- [Task statement]:
Filter for the word "name" and keep each matching line.

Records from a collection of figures
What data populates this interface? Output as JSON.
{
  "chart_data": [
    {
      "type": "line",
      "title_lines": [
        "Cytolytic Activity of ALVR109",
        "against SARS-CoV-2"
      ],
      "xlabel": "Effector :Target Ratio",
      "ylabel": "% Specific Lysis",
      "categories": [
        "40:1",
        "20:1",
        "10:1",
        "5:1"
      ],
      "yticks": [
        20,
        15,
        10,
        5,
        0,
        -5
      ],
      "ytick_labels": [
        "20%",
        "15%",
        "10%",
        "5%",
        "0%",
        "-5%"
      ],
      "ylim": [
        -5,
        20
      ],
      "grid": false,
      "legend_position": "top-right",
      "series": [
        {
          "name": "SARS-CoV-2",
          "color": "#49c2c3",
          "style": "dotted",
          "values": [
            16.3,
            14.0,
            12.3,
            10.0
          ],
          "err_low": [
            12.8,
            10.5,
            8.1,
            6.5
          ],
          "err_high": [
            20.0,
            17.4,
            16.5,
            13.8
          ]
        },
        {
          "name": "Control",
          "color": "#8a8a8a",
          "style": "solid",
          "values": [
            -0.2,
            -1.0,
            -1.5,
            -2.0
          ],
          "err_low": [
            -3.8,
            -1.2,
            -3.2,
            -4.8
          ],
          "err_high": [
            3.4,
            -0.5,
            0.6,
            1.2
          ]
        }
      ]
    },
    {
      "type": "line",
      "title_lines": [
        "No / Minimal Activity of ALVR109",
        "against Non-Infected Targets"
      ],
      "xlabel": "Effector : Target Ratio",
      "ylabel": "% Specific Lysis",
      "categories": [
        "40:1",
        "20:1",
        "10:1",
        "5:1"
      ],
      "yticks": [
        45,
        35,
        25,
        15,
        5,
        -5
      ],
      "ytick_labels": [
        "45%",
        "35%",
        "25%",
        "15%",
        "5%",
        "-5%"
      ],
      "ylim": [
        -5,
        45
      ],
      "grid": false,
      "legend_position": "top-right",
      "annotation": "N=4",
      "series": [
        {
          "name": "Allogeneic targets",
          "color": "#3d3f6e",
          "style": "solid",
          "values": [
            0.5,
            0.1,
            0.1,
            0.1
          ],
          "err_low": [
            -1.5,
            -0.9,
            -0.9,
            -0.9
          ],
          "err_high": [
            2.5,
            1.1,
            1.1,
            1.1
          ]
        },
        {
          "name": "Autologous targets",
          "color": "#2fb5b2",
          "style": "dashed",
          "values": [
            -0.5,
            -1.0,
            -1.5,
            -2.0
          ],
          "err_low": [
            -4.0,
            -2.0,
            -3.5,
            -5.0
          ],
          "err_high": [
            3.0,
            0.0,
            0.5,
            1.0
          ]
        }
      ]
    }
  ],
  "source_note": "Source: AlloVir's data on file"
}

- [Final result]:
          "name": "SARS-CoV-2",
          "name": "Control",
          "name": "Allogeneic targets",
          "name": "Autologous targets",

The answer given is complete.